### WHAT TO DO
Extract all lines that hold "this" from the records below.
--- start ---
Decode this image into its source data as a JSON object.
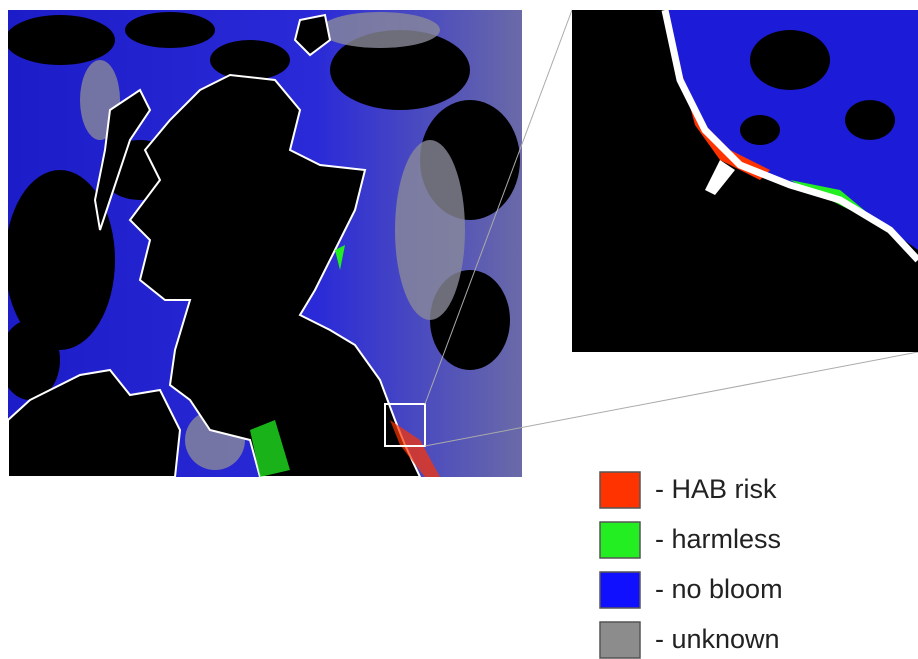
{
  "legend": {
    "items": [
      {
        "label": "- HAB risk",
        "color": "#ff3300"
      },
      {
        "label": "- harmless",
        "color": "#22ee22"
      },
      {
        "label": "- no bloom",
        "color": "#1010ff"
      },
      {
        "label": "- unknown",
        "color": "#8c8c8c"
      }
    ]
  }
}
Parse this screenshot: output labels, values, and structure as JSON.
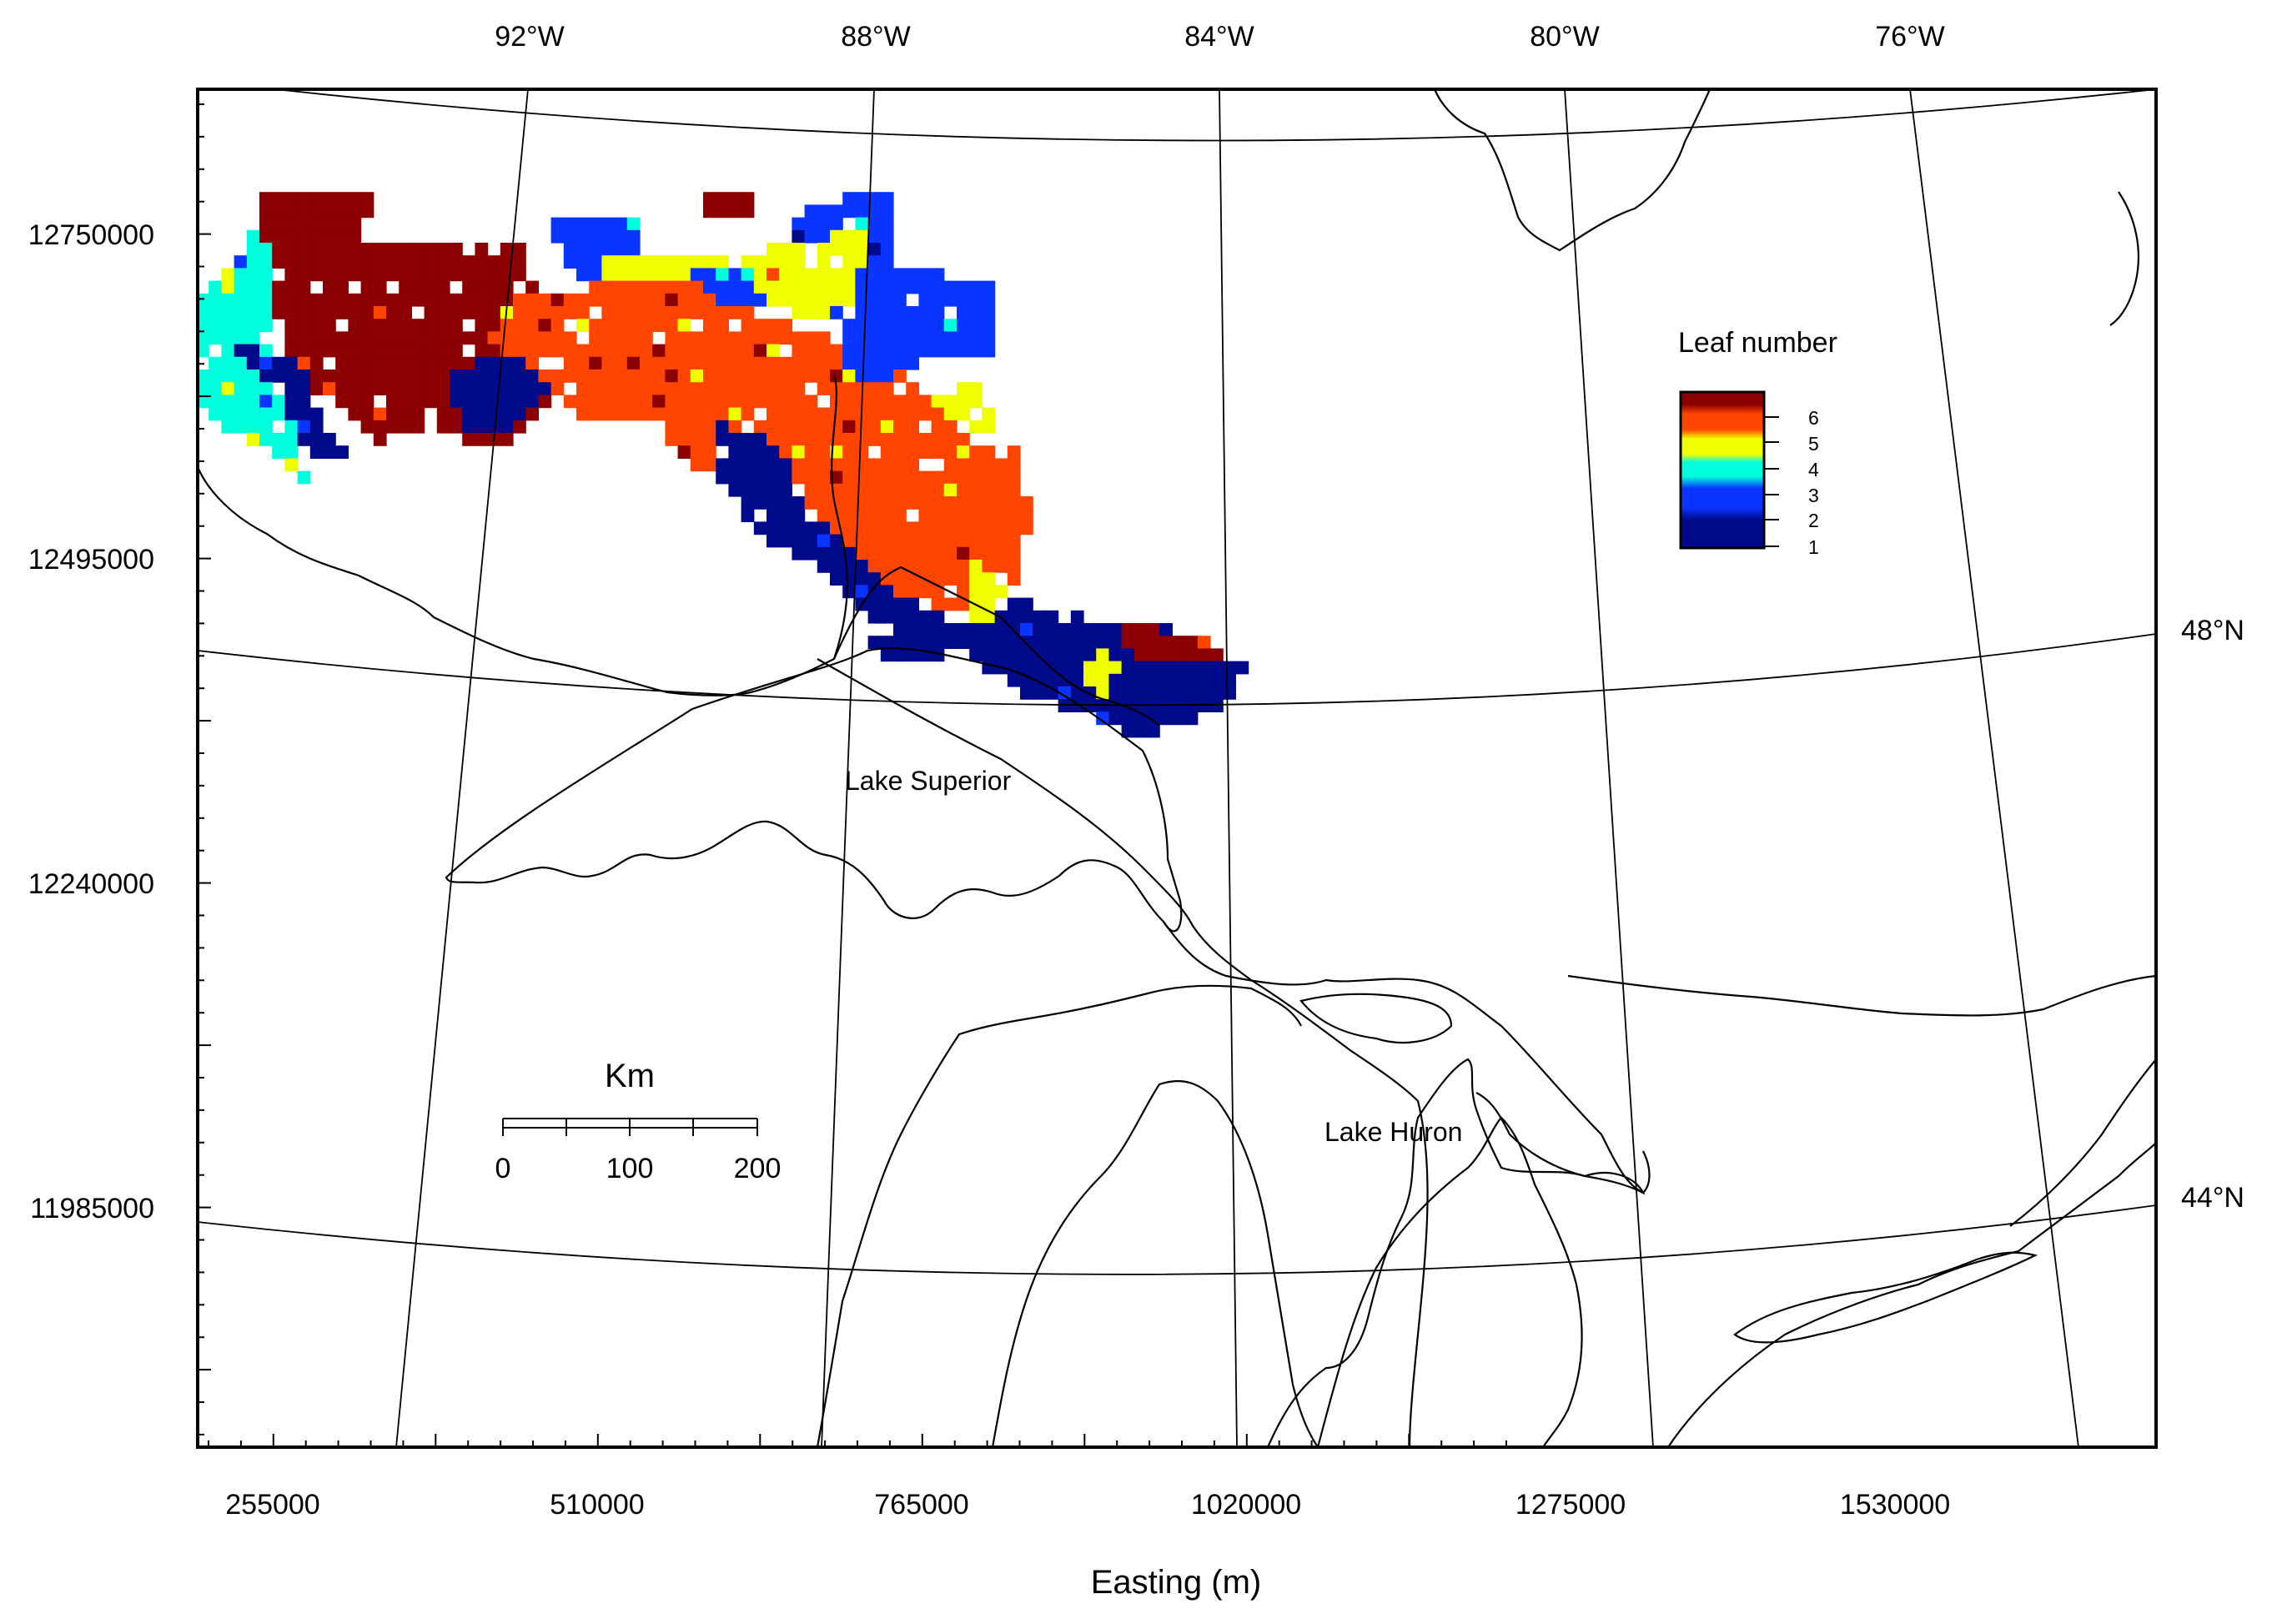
{
  "map": {
    "x_axis_title": "Easting (m)",
    "x_ticks": [
      "255000",
      "510000",
      "765000",
      "1020000",
      "1275000",
      "1530000"
    ],
    "y_ticks": [
      "12750000",
      "12495000",
      "12240000",
      "11985000"
    ],
    "longitude_labels": [
      "92°W",
      "88°W",
      "84°W",
      "80°W",
      "76°W"
    ],
    "latitude_labels": [
      "48°N",
      "44°N"
    ],
    "lake_labels": [
      "Lake Superior",
      "Lake Huron"
    ]
  },
  "legend": {
    "title": "Leaf number",
    "levels": [
      "6",
      "5",
      "4",
      "3",
      "2",
      "1"
    ],
    "colors": {
      "6": "#8b0000",
      "5": "#ff4500",
      "4": "#f0ff00",
      "3": "#00ffdd",
      "2": "#0a34ff",
      "1": "#000a8b"
    }
  },
  "scale_bar": {
    "title": "Km",
    "labels": [
      "0",
      "100",
      "200"
    ]
  }
}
--- end ---
### RESPONSE BELOW
Decode this image into its source data as a JSON object.
Parse this screenshot: output labels, values, and structure as JSON.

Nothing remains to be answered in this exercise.